Your Weekly Mixx – Enjoy! DAF’s Weekly Mixx is a selection of nine contemporary artworks and/or art related videos chosen from artist and gallery submissions and from our own search for new and interesting works. Visit the Submissions page for information on how to have your art featured in the Weekly Mixx.
Max Ernst: 1891-1976
Max Ernst was born on April 2, 1891 in Brühl, Germany. A prolific artist, Ernst is considered to be one of the primary pioneers of the Dada movement and Surrealism.
Ernst studied philosophy at the University at Bonn in 1909 and was influenced by the ideas of Freud, Nietzsche and the Max Stirner. In 1911 Ernst became associated with August Macke and joined the Rheinische Expressionisten group in Bonn. He exhibited for the first time in 1912 at the Galerie Feldman in Cologne. In 1913 he met poet Guillaume Apollinaire and Robert Delaunay and traveled to Paris. In 1914 he met Jean Arp, who was to become a lifelong friend.
From 1914-1918, Ernst served in the German Army. He continued to paint, influenced semi-Cubist, semi-abstract motifs following Delaunay, Arp and Apollinaire. “Like many German writers and artists he was scarred by his experience of the war; it led him to reject the values of his family and class and to join in with the provocative, critical stance of the Dada movement.”
Ernst married art historian Louise Strauss in 1918. Between 1919 and 1920, he collaborated with Johannes Baargeld in Cologne on an exhibition and a series of publications similar in style of the Dada activities in Zurich and Berlin. In 1922, Ernst left his wife and child and moved illegally to Paris, where he lived and collaborated with French poet Paul Elouard and his wife Gala.
“After 1918 Ernst rarely employed conventional techniques in his paintings. His early work shows that he was a technically skilled painter and draughtsman. Between 1918 and 1924 virtually all his paintings and prints were based on the principle of collage, and this practice remained central to his later work. Ernst’s major paintings of 1921–4 do not employ collage, but their composition is based on the collage principle. Ernst’s definition of collage as ‘the culture of systematic displacement’ and ‘the exploitation of the chance meeting of two distant realities on an unfamiliar plane’”

• [Data excerpts]
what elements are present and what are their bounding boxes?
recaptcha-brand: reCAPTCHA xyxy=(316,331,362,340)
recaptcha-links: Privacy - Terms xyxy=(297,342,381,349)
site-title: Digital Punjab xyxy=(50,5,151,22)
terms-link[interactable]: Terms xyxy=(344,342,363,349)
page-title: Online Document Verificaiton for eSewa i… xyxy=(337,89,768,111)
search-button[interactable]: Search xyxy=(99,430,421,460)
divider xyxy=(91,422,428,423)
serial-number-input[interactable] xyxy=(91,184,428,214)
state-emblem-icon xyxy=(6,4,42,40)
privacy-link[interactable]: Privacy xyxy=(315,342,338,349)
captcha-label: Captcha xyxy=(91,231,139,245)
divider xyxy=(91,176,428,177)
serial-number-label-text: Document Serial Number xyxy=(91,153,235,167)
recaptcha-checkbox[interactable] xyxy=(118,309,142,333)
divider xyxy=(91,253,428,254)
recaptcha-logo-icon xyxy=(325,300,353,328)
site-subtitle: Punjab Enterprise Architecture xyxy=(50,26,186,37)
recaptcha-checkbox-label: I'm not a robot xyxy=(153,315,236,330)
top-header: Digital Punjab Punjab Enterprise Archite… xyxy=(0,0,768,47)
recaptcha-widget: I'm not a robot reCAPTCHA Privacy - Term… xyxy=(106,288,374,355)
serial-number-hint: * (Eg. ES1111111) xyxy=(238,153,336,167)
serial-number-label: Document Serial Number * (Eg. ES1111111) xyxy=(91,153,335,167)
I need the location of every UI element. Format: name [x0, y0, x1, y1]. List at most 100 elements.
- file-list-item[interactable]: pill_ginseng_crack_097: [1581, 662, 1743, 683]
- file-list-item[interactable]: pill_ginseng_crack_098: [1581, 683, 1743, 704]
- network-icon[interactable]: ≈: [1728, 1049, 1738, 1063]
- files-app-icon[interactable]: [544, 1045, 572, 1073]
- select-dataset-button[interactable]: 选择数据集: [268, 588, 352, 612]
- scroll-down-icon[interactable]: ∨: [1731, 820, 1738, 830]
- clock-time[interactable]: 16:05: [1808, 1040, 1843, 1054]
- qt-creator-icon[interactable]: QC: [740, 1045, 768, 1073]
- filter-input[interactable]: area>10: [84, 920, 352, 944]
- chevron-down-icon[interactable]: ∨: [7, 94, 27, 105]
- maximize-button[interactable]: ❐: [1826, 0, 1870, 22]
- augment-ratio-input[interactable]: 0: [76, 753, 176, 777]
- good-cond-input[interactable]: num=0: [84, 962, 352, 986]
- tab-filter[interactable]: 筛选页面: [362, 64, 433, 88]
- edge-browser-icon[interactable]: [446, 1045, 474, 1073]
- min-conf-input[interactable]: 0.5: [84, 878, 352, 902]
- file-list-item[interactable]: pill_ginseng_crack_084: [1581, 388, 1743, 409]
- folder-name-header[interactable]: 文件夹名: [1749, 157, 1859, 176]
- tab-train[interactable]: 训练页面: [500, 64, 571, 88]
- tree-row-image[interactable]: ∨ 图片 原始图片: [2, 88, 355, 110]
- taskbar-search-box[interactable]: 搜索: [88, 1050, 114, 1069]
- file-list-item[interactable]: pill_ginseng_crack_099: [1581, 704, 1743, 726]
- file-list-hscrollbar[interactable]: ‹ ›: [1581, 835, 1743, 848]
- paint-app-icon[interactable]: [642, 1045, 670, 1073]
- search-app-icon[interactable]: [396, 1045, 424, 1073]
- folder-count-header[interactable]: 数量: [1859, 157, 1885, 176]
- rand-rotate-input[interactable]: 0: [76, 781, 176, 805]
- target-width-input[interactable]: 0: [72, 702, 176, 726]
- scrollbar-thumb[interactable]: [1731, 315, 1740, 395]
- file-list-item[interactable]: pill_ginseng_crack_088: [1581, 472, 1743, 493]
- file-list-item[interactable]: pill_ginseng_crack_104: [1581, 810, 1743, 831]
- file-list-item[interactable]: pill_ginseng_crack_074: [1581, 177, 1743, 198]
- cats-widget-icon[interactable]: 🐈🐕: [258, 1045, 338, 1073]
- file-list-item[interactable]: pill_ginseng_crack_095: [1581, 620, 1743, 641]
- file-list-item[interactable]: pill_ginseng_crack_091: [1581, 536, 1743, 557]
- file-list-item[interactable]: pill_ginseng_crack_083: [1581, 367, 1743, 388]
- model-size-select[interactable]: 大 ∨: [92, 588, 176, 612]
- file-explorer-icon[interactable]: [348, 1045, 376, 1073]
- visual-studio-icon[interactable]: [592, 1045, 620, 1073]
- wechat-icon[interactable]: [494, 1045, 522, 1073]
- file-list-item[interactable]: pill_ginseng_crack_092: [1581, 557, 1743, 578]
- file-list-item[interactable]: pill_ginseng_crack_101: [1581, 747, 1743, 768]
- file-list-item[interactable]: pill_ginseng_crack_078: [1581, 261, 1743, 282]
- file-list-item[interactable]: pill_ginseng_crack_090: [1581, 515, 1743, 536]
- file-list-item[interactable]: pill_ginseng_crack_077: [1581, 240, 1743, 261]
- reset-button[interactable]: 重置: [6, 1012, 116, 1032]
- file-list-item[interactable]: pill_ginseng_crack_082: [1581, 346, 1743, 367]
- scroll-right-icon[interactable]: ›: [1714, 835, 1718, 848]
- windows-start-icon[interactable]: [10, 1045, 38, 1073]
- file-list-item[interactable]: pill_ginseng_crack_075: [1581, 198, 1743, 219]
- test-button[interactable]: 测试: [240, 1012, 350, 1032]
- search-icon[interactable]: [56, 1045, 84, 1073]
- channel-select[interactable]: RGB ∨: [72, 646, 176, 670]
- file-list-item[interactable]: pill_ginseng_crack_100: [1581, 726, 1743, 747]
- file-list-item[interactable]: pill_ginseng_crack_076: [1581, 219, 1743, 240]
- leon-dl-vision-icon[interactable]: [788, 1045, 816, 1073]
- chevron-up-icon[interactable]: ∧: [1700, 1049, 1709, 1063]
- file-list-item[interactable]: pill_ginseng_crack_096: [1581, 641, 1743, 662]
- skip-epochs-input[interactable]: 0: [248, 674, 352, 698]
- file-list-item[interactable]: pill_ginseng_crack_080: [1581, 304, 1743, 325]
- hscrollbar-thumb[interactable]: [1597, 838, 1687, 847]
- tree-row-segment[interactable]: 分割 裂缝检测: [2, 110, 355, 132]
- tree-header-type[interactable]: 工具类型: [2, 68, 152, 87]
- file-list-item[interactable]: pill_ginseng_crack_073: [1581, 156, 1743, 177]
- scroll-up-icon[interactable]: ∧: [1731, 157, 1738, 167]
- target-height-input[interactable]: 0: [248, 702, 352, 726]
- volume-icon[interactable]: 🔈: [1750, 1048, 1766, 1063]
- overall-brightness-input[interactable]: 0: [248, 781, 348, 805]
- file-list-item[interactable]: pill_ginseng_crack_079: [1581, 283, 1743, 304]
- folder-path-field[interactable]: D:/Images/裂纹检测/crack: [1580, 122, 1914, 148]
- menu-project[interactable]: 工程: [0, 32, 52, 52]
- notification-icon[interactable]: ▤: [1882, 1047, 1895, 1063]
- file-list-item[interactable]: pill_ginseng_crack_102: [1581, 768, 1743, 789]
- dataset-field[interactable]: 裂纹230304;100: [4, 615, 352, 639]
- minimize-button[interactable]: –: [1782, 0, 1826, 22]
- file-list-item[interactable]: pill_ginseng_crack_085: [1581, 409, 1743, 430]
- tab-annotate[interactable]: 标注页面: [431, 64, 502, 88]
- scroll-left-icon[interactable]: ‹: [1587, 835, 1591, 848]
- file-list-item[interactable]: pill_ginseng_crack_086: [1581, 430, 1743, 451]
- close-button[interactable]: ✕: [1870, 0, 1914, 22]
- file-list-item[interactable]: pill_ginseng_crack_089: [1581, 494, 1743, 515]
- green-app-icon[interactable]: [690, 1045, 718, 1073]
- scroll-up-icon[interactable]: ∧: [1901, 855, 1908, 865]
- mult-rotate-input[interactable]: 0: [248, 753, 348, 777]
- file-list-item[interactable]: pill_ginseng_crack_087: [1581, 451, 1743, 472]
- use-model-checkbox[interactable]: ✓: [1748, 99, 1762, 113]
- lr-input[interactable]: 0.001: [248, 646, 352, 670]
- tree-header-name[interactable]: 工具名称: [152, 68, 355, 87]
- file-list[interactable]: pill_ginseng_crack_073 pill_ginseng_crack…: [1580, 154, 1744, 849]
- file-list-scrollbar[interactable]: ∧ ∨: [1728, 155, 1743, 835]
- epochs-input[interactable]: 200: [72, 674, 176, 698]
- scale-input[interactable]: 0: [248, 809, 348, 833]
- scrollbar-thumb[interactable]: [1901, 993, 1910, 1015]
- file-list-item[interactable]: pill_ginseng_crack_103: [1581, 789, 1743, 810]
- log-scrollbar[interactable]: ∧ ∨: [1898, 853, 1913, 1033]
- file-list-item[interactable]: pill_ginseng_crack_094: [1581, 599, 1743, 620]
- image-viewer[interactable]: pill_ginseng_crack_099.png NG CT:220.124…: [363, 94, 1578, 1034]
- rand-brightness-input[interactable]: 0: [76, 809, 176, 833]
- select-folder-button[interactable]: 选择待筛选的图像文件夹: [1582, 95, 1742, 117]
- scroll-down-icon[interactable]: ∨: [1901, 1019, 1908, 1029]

• [Problem description]
Carry on the Max Ernst biography from the point where it stops.

• [The output]
From 1925-1927, Ernst developed the frottage technique which he said was a form of automatism. In 1926, he produced a series of drawings called Histoire naturelle that he exhibited and published. “The drawings were made by placing sheets of paper over different objects such as floorboards and leaves, and rubbing with a stick of graphite. Through precise selection, combination, control of texture and some discreet additions, he was able to build up delicate, surprising images of fantasy landscapes, plants and creatures. He adapted this fundamentally simple technique to painting in the form of grattage, by which textures and patterns were made through simultaneously rubbing and scraping off layers of paint. Representational forms were then extracted from the whole by means of overpainting.” Ernst used variations on the technique in most of his paintings for the next several years, especially in the Forest series.”
Ernst held successful exhibitions between 1925 and 1928, and became a “fashionable” artist in Paris. In 1926 he painted sets for Diaghilev’s production of Prokofiev’s Romeo and Juliet in collaboration with Joan Miró. In 1927, Ernst married Marie-Berthe Aurenche and painted After Us—Motherhood, using calm, harmonious forms and warm colours. “This painting, along with the three versions of Monument to the Birds, illustrates Ernst’s growing preoccupation with bird imagery during this period.”
In 1929, Ernst renewed his interest in collage producing the ‘novel’, La Femme 100 têtes (‘The woman with 100 heads’). The book consisted of 124 captioned pictures which were made by adapting images taken from late 19th-century illustrated magazines. From 1929 to 1932, Ernst also created a series of collages featuring ‘Loplop, the Bird-Superior’. “In these and other collages Loplop represents the artist himself and presents a sequence of tableaux illustrating Ernst’s technical methods and ideas.”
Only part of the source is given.